------ Records for processing ------

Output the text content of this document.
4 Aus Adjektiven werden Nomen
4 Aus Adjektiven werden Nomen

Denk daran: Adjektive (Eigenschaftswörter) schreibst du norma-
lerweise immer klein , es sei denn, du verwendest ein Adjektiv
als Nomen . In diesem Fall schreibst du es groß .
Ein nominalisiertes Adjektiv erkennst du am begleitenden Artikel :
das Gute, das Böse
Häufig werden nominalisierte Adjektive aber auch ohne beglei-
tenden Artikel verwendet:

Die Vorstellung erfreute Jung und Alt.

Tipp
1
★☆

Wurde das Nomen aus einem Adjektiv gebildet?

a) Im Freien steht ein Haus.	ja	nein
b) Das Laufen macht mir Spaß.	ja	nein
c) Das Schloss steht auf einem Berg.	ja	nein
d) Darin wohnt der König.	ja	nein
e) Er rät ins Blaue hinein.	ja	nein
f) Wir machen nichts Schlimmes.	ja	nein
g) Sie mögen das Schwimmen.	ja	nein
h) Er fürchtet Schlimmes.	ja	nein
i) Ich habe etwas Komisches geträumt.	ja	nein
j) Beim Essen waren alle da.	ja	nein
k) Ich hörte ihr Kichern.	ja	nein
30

------

◆ Objective ◆
Copy every line of the listing that includes the string "Nomen".

◆ Answer to the task ◆
4 Aus Adjektiven werden Nomen
4 Aus Adjektiven werden Nomen
als Nomen . In diesem Fall schreibst du es groß .
Wurde das Nomen aus einem Adjektiv gebildet?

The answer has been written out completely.